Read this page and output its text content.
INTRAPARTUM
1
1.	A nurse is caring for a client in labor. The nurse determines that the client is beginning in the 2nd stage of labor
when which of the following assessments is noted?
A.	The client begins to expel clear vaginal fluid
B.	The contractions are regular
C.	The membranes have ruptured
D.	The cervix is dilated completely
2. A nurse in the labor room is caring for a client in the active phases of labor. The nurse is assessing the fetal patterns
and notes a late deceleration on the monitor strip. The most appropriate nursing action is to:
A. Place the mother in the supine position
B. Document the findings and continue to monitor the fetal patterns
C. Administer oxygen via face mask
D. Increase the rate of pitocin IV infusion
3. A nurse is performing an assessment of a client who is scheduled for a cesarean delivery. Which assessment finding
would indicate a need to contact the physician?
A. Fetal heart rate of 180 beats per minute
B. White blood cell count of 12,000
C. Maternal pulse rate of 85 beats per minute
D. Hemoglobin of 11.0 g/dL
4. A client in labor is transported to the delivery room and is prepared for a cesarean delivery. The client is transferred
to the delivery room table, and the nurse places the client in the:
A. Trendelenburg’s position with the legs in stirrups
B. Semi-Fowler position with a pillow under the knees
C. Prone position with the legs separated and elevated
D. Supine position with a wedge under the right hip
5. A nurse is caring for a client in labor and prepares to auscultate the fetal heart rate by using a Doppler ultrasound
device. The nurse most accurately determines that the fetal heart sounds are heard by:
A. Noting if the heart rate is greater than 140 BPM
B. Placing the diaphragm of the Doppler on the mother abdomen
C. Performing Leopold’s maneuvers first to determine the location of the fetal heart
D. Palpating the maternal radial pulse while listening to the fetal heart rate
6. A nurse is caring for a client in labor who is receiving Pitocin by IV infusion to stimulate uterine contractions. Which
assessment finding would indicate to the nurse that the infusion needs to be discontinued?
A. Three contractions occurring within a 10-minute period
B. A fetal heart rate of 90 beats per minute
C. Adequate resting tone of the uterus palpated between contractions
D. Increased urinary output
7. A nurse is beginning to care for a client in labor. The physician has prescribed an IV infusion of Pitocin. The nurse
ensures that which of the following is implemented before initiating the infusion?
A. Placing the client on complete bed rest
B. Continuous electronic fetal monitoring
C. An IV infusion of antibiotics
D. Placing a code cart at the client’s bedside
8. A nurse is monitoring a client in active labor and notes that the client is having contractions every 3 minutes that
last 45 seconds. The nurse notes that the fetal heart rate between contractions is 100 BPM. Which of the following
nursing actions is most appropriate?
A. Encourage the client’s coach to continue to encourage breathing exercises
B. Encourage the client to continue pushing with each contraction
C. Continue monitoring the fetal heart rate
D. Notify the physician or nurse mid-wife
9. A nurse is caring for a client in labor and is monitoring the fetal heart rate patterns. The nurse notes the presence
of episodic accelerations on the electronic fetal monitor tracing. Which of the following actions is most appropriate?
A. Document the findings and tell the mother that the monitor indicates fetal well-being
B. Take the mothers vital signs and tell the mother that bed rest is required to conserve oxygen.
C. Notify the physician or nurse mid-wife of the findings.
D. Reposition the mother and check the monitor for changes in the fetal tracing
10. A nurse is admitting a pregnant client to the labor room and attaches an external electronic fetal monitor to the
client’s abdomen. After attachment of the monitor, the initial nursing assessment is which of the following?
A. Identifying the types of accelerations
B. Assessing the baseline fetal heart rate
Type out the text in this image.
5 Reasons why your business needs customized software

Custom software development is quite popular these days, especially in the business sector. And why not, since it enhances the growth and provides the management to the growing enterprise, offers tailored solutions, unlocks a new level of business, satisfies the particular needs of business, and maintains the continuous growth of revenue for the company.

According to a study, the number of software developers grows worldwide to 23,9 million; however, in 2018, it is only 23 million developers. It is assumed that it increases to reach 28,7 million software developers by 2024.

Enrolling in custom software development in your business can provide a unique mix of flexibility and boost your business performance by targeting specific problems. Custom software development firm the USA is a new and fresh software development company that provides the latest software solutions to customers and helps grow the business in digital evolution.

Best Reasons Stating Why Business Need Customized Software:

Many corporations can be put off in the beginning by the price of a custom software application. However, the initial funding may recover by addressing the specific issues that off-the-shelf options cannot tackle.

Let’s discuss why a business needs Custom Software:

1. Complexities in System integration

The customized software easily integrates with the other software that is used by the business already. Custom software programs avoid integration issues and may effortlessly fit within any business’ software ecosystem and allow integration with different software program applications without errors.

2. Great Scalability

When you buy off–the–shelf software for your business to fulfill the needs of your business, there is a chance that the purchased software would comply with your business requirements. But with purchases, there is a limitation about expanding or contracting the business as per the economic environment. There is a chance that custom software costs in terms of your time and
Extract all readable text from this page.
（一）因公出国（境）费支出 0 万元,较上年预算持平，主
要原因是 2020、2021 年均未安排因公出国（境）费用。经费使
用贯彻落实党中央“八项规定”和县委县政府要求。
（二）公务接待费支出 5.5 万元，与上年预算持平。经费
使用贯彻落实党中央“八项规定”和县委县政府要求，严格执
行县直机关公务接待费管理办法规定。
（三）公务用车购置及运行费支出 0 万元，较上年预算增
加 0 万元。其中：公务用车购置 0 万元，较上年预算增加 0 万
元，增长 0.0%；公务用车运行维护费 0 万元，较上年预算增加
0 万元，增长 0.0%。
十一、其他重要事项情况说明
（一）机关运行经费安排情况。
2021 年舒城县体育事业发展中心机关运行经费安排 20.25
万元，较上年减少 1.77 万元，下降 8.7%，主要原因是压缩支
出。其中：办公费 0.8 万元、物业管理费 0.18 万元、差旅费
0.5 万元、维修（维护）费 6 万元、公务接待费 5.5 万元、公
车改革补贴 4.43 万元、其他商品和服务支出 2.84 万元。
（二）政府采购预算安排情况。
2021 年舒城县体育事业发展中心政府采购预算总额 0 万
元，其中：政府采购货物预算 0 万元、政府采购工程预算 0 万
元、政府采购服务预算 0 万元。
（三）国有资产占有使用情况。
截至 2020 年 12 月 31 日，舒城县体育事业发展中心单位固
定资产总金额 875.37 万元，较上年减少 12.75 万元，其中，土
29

--------

**YOUR INSTRUCTIONS:** Write the data out again in full and exactly.

**EXERCISE RESULT:**
Read this page and output its text content.
INTRAPARTUM
1
1.	A nurse is caring for a client in labor. The nurse determines that the client is beginning in the 2nd stage of labor
when which of the following assessments is noted?
A.	The client begins to expel clear vaginal fluid
B.	The contractions are regular
C.	The membranes have ruptured
D.	The cervix is dilated completely
2. A nurse in the labor room is caring for a client in the active phases of labor. The nurse is assessing the fetal patterns
and notes a late deceleration on the monitor strip. The most appropriate nursing action is to:
A. Place the mother in the supine position
B. Document the findings and continue to monitor the fetal patterns
C. Administer oxygen via face mask
D. Increase the rate of pitocin IV infusion
3. A nurse is performing an assessment of a client who is scheduled for a cesarean delivery. Which assessment finding
would indicate a need to contact the physician?
A. Fetal heart rate of 180 beats per minute
B. White blood cell count of 12,000
C. Maternal pulse rate of 85 beats per minute
D. Hemoglobin of 11.0 g/dL
4. A client in labor is transported to the delivery room and is prepared for a cesarean delivery. The client is transferred
to the delivery room table, and the nurse places the client in the:
A. Trendelenburg’s position with the legs in stirrups
B. Semi-Fowler position with a pillow under the knees
C. Prone position with the legs separated and elevated
D. Supine position with a wedge under the right hip
5. A nurse is caring for a client in labor and prepares to auscultate the fetal heart rate by using a Doppler ultrasound
device. The nurse most accurately determines that the fetal heart sounds are heard by:
A. Noting if the heart rate is greater than 140 BPM
B. Placing the diaphragm of the Doppler on the mother abdomen
C. Performing Leopold’s maneuvers first to determine the location of the fetal heart
D. Palpating the maternal radial pulse while listening to the fetal heart rate
6. A nurse is caring for a client in labor who is receiving Pitocin by IV infusion to stimulate uterine contractions. Which
assessment finding would indicate to the nurse that the infusion needs to be discontinued?
A. Three contractions occurring within a 10-minute period
B. A fetal heart rate of 90 beats per minute
C. Adequate resting tone of the uterus palpated between contractions
D. Increased urinary output
7. A nurse is beginning to care for a client in labor. The physician has prescribed an IV infusion of Pitocin. The nurse
ensures that which of the following is implemented before initiating the infusion?
A. Placing the client on complete bed rest
B. Continuous electronic fetal monitoring
C. An IV infusion of antibiotics
D. Placing a code cart at the client’s bedside
8. A nurse is monitoring a client in active labor and notes that the client is having contractions every 3 minutes that
last 45 seconds. The nurse notes that the fetal heart rate between contractions is 100 BPM. Which of the following
nursing actions is most appropriate?
A. Encourage the client’s coach to continue to encourage breathing exercises
B. Encourage the client to continue pushing with each contraction
C. Continue monitoring the fetal heart rate
D. Notify the physician or nurse mid-wife
9. A nurse is caring for a client in labor and is monitoring the fetal heart rate patterns. The nurse notes the presence
of episodic accelerations on the electronic fetal monitor tracing. Which of the following actions is most appropriate?
A. Document the findings and tell the mother that the monitor indicates fetal well-being
B. Take the mothers vital signs and tell the mother that bed rest is required to conserve oxygen.
C. Notify the physician or nurse mid-wife of the findings.
D. Reposition the mother and check the monitor for changes in the fetal tracing
10. A nurse is admitting a pregnant client to the labor room and attaches an external electronic fetal monitor to the
client’s abdomen. After attachment of the monitor, the initial nursing assessment is which of the following?
A. Identifying the types of accelerations
B. Assessing the baseline fetal heart rate
Type out the text in this image.
5 Reasons why your business needs customized software

Custom software development is quite popular these days, especially in the business sector. And why not, since it enhances the growth and provides the management to the growing enterprise, offers tailored solutions, unlocks a new level of business, satisfies the particular needs of business, and maintains the continuous growth of revenue for the company.

According to a study, the number of software developers grows worldwide to 23,9 million; however, in 2018, it is only 23 million developers. It is assumed that it increases to reach 28,7 million software developers by 2024.

Enrolling in custom software development in your business can provide a unique mix of flexibility and boost your business performance by targeting specific problems. Custom software development firm the USA is a new and fresh software development company that provides the latest software solutions to customers and helps grow the business in digital evolution.

Best Reasons Stating Why Business Need Customized Software:

Many corporations can be put off in the beginning by the price of a custom software application. However, the initial funding may recover by addressing the specific issues that off-the-shelf options cannot tackle.

Let’s discuss why a business needs Custom Software:

1. Complexities in System integration

The customized software easily integrates with the other software that is used by the business already. Custom software programs avoid integration issues and may effortlessly fit within any business’ software ecosystem and allow integration with different software program applications without errors.

2. Great Scalability

When you buy off–the–shelf software for your business to fulfill the needs of your business, there is a chance that the purchased software would comply with your business requirements. But with purchases, there is a limitation about expanding or contracting the business as per the economic environment. There is a chance that custom software costs in terms of your time and
Extract all readable text from this page.
（一）因公出国（境）费支出 0 万元,较上年预算持平，主
要原因是 2020、2021 年均未安排因公出国（境）费用。经费使
用贯彻落实党中央“八项规定”和县委县政府要求。
（二）公务接待费支出 5.5 万元，与上年预算持平。经费
使用贯彻落实党中央“八项规定”和县委县政府要求，严格执
行县直机关公务接待费管理办法规定。
（三）公务用车购置及运行费支出 0 万元，较上年预算增
加 0 万元。其中：公务用车购置 0 万元，较上年预算增加 0 万
元，增长 0.0%；公务用车运行维护费 0 万元，较上年预算增加
0 万元，增长 0.0%。
十一、其他重要事项情况说明
（一）机关运行经费安排情况。
2021 年舒城县体育事业发展中心机关运行经费安排 20.25
万元，较上年减少 1.77 万元，下降 8.7%，主要原因是压缩支
出。其中：办公费 0.8 万元、物业管理费 0.18 万元、差旅费
0.5 万元、维修（维护）费 6 万元、公务接待费 5.5 万元、公
车改革补贴 4.43 万元、其他商品和服务支出 2.84 万元。
（二）政府采购预算安排情况。
2021 年舒城县体育事业发展中心政府采购预算总额 0 万
元，其中：政府采购货物预算 0 万元、政府采购工程预算 0 万
元、政府采购服务预算 0 万元。
（三）国有资产占有使用情况。
截至 2020 年 12 月 31 日，舒城县体育事业发展中心单位固
定资产总金额 875.37 万元，较上年减少 12.75 万元，其中，土
29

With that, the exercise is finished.